→ **What you will do**: Copy whichever lines contain the string "конфлікту".

→ **Input**:
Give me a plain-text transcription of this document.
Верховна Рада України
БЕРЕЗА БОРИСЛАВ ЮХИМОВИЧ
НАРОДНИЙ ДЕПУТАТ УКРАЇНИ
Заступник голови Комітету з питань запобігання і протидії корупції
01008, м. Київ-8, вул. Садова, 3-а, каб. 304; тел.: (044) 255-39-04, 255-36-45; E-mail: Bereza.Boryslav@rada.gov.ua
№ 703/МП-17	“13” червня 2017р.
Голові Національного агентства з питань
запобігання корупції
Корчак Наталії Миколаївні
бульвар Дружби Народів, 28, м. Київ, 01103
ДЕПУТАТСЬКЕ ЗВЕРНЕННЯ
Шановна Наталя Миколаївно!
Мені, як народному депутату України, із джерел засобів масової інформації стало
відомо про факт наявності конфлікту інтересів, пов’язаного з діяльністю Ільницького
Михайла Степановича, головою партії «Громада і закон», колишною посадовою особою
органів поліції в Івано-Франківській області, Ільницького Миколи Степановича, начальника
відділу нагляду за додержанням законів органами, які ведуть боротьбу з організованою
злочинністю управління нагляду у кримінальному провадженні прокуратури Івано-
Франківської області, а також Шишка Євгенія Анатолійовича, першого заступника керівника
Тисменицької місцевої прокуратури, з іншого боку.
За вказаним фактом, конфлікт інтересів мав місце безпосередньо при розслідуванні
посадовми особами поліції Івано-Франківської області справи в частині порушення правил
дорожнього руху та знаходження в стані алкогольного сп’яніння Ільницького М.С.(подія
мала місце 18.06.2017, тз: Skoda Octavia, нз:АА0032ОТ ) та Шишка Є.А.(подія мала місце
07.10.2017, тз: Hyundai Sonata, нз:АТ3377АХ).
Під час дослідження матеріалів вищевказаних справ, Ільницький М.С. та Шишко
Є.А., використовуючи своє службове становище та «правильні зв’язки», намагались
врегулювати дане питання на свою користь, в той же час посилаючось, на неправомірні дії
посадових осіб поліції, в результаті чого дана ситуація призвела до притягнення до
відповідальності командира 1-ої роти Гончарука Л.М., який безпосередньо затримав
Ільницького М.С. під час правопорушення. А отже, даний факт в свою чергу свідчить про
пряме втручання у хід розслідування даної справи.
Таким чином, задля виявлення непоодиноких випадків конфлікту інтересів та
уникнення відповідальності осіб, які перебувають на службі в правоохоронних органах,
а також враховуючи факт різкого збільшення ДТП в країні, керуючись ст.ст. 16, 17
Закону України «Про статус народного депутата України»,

→ **Problem solution**:
відомо про факт наявності конфлікту інтересів, пов’язаного з діяльністю Ільницького
Таким чином, задля виявлення непоодиноких випадків конфлікту інтересів та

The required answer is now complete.